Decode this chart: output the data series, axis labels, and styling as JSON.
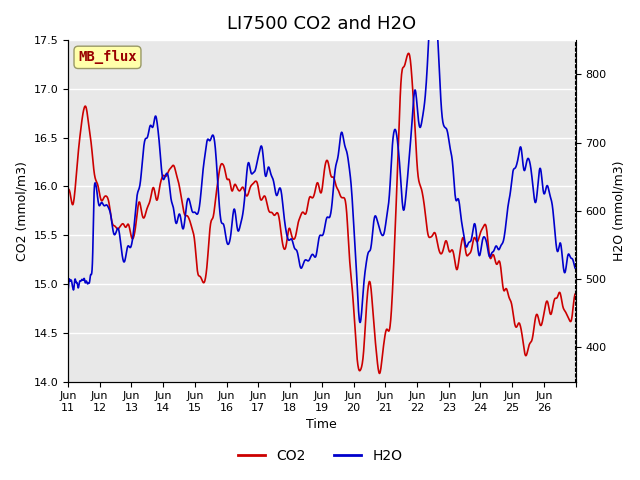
{
  "title": "LI7500 CO2 and H2O",
  "xlabel": "Time",
  "ylabel_left": "CO2 (mmol/m3)",
  "ylabel_right": "H2O (mmol/m3)",
  "co2_ylim": [
    14.0,
    17.5
  ],
  "h2o_ylim": [
    350,
    850
  ],
  "co2_color": "#cc0000",
  "h2o_color": "#0000cc",
  "co2_label": "CO2",
  "h2o_label": "H2O",
  "background_color": "#ffffff",
  "plot_bg_color": "#e8e8e8",
  "grid_color": "#ffffff",
  "annotation_text": "MB_flux",
  "annotation_bg": "#ffffaa",
  "annotation_border": "#999966",
  "x_tick_positions": [
    0,
    1,
    2,
    3,
    4,
    5,
    6,
    7,
    8,
    9,
    10,
    11,
    12,
    13,
    14,
    15,
    16
  ],
  "x_tick_labels": [
    "Jun\n11",
    "Jun\n12",
    "Jun\n13",
    "Jun\n14",
    "Jun\n15",
    "Jun\n16",
    "Jun\n17",
    "Jun\n18",
    "Jun\n19",
    "Jun\n20",
    "Jun\n21",
    "Jun\n22",
    "Jun\n23",
    "Jun\n24",
    "Jun\n25",
    "Jun\n26",
    ""
  ],
  "n_points": 1500,
  "title_fontsize": 13,
  "axis_fontsize": 9,
  "tick_fontsize": 8,
  "legend_fontsize": 10,
  "line_width": 1.2,
  "seed": 42
}
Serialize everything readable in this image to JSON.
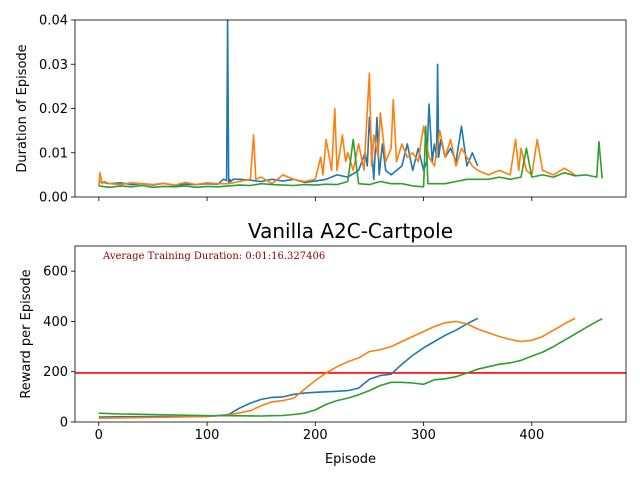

• [WRITTEN PROBLEM]: Copy out the records above in full, exactly as written, but not the pictures.

• [ANSWER TO THE PROBLEM]:
Decode this chart: output the data series, axis labels, and styling as JSON.
{
  "title": "LI7500 CO2 and H2O",
  "xlabel": "Time",
  "ylabel_left": "CO2 (mmol/m3)",
  "ylabel_right": "H2O (mmol/m3)",
  "co2_ylim": [
    14.0,
    17.5
  ],
  "h2o_ylim": [
    350,
    850
  ],
  "co2_color": "#cc0000",
  "h2o_color": "#0000cc",
  "co2_label": "CO2",
  "h2o_label": "H2O",
  "background_color": "#ffffff",
  "plot_bg_color": "#e8e8e8",
  "grid_color": "#ffffff",
  "annotation_text": "MB_flux",
  "annotation_bg": "#ffffaa",
  "annotation_border": "#999966",
  "x_tick_positions": [
    0,
    1,
    2,
    3,
    4,
    5,
    6,
    7,
    8,
    9,
    10,
    11,
    12,
    13,
    14,
    15,
    16
  ],
  "x_tick_labels": [
    "Jun\n11",
    "Jun\n12",
    "Jun\n13",
    "Jun\n14",
    "Jun\n15",
    "Jun\n16",
    "Jun\n17",
    "Jun\n18",
    "Jun\n19",
    "Jun\n20",
    "Jun\n21",
    "Jun\n22",
    "Jun\n23",
    "Jun\n24",
    "Jun\n25",
    "Jun\n26",
    ""
  ],
  "n_points": 1500,
  "title_fontsize": 13,
  "axis_fontsize": 9,
  "tick_fontsize": 8,
  "legend_fontsize": 10,
  "line_width": 1.2,
  "seed": 42
}
Serialize everything readable in this image to JSON.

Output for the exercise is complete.